Brief ▸ Locate all lines in the data below that hold "orientation" and show them.

(Chart and figure data)
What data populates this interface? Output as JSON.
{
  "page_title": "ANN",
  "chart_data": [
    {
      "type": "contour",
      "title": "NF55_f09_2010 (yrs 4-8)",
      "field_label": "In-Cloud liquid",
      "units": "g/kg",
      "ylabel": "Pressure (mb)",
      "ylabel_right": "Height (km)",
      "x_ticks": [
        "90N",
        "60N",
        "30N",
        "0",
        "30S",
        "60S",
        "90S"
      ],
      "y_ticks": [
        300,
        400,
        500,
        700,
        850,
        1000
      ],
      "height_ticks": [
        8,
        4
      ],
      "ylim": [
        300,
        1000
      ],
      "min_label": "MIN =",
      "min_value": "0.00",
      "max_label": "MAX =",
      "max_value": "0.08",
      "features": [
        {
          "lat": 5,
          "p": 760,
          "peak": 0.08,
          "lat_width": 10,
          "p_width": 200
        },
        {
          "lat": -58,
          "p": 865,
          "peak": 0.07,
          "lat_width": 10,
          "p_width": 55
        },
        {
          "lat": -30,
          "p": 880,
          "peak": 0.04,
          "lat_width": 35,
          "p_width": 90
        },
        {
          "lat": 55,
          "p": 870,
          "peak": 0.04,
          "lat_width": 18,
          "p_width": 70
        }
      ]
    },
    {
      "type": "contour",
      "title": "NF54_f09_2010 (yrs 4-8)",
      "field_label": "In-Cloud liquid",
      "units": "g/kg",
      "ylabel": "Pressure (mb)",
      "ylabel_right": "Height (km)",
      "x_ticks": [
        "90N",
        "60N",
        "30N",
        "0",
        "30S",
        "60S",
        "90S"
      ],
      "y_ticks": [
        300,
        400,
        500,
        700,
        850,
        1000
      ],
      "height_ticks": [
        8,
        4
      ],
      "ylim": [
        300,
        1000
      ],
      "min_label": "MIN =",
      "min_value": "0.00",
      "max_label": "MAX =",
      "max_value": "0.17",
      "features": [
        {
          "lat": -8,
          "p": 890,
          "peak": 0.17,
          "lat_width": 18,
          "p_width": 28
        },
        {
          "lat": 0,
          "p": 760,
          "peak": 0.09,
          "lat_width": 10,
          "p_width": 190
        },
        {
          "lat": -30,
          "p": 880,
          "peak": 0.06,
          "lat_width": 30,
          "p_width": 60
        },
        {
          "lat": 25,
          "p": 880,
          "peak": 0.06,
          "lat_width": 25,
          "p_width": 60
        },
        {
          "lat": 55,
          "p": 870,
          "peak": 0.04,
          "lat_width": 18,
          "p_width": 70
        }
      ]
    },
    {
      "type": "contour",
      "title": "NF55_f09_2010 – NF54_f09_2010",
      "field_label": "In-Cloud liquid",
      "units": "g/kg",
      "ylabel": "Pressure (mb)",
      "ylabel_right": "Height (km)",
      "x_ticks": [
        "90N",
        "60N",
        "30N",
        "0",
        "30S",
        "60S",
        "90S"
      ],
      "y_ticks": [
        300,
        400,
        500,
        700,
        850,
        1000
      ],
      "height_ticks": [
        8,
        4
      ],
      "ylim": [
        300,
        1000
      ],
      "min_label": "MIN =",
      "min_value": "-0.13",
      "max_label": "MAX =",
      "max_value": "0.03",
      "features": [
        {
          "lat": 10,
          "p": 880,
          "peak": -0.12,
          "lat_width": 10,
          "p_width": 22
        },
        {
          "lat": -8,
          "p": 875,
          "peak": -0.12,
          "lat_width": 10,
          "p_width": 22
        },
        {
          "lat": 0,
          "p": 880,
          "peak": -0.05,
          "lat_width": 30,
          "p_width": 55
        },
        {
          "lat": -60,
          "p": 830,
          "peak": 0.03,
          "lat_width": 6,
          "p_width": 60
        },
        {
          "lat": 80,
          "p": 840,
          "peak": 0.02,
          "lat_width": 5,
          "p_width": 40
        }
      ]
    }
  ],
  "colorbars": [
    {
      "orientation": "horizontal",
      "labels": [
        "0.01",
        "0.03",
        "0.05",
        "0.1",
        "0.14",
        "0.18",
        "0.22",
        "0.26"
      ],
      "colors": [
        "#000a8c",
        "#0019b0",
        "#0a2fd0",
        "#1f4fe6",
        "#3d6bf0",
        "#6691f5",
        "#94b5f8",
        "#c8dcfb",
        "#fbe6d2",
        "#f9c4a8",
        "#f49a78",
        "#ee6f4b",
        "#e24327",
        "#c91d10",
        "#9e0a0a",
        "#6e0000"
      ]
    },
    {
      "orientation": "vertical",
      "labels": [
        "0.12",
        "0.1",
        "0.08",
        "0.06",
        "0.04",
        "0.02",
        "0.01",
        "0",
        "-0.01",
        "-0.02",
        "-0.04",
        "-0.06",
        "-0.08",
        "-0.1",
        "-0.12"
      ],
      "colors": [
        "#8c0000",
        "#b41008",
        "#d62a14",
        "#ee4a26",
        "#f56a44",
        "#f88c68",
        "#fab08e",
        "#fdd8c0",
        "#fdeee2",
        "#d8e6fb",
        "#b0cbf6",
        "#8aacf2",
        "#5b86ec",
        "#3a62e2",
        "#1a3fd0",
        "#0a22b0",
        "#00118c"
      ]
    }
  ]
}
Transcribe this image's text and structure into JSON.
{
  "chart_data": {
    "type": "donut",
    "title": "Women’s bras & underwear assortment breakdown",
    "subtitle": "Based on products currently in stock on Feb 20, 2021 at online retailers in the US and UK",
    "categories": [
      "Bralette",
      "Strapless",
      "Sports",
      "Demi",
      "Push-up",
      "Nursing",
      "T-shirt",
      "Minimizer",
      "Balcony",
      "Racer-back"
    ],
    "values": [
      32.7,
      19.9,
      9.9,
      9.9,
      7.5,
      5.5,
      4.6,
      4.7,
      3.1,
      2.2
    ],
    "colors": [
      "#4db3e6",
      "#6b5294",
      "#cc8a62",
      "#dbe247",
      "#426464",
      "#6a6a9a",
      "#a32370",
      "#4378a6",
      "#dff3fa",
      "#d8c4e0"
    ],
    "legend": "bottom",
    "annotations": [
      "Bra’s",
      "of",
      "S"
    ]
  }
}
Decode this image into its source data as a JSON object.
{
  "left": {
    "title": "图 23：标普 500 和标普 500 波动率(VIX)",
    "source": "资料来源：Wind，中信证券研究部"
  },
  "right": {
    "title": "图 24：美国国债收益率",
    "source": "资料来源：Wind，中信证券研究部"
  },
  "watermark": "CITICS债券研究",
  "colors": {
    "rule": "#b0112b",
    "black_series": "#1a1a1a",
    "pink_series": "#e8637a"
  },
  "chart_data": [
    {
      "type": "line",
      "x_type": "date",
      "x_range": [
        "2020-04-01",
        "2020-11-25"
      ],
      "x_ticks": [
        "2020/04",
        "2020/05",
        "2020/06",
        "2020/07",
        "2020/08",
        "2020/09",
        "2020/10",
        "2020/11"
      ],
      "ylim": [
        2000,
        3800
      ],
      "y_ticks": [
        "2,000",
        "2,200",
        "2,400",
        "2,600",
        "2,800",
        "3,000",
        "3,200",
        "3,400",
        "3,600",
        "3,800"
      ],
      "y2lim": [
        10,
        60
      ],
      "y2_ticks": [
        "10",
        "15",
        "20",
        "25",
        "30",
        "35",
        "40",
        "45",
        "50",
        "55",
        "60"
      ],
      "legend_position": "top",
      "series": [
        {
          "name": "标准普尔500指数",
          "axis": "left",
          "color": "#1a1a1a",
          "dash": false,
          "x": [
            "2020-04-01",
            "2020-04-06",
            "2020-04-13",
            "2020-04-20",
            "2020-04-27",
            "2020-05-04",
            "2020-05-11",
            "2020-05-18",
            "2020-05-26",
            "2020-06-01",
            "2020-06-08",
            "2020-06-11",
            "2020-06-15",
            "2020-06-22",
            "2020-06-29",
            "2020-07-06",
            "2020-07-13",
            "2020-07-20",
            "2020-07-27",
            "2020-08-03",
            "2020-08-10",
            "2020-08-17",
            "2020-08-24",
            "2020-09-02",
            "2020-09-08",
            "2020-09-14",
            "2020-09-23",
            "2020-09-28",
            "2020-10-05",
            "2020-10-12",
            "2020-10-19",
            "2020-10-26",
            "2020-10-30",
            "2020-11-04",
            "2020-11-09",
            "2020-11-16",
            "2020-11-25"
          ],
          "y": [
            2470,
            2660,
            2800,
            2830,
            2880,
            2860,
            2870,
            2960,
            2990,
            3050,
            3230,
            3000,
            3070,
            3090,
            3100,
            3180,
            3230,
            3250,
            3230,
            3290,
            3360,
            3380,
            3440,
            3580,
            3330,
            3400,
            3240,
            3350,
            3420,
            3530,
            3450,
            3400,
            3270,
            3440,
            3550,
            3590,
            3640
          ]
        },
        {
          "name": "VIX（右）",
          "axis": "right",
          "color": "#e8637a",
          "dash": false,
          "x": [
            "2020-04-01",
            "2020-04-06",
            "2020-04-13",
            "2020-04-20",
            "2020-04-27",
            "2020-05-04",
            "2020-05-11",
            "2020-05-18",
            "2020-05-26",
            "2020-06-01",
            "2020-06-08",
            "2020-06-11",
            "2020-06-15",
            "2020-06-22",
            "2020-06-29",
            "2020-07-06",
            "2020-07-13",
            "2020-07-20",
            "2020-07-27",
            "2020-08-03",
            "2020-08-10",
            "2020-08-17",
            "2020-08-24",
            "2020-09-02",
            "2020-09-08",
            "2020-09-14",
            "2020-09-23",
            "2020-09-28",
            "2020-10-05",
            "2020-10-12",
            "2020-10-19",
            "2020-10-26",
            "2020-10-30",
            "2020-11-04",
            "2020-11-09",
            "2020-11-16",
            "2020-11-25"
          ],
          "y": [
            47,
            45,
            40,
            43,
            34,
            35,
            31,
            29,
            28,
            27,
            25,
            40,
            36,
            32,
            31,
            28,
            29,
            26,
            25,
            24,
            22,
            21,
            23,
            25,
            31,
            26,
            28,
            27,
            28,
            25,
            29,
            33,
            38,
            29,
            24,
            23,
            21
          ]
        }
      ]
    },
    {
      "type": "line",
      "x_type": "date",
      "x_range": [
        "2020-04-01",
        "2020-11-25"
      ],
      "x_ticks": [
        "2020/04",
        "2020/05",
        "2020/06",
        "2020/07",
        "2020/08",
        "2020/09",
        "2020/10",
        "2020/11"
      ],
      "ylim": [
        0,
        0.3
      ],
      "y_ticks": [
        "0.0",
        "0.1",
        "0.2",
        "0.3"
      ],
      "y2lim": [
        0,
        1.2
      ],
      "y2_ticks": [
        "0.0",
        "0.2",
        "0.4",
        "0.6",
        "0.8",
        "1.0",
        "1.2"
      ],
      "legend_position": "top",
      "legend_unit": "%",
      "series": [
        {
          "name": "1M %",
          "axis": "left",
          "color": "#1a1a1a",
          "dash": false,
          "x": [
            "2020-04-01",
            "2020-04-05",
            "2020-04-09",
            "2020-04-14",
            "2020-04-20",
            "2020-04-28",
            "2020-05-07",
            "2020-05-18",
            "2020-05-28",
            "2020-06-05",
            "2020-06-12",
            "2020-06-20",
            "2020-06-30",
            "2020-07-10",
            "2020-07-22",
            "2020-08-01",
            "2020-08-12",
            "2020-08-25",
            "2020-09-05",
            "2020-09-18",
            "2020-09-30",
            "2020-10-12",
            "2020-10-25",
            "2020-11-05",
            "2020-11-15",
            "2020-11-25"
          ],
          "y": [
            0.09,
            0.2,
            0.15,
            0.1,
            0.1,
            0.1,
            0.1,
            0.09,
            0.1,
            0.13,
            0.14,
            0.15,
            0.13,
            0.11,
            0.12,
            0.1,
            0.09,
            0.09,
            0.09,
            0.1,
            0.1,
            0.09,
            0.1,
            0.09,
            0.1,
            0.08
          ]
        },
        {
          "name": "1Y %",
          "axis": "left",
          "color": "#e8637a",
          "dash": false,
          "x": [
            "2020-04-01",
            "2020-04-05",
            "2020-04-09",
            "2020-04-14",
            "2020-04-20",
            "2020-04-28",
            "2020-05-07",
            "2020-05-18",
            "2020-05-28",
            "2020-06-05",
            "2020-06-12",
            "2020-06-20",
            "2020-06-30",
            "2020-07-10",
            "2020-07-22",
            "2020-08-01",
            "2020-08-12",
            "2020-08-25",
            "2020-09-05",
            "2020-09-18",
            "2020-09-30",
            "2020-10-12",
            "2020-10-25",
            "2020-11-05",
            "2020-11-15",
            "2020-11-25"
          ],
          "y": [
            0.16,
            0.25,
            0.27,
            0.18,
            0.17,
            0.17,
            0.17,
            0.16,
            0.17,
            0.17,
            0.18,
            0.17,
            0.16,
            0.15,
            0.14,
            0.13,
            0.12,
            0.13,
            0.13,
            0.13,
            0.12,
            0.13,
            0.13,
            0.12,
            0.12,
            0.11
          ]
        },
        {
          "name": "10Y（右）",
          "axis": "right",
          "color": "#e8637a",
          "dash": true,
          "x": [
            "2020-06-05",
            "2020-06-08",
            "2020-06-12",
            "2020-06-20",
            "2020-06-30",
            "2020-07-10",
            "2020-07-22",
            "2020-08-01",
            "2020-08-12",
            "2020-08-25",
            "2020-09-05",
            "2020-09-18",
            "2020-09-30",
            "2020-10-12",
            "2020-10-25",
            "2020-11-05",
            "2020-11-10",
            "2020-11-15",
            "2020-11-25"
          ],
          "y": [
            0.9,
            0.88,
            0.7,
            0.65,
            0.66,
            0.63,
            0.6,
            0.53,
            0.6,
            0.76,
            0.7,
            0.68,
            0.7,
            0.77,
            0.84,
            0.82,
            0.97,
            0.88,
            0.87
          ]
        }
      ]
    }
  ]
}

Output of the task ▸
      "orientation": "horizontal",
      "orientation": "vertical",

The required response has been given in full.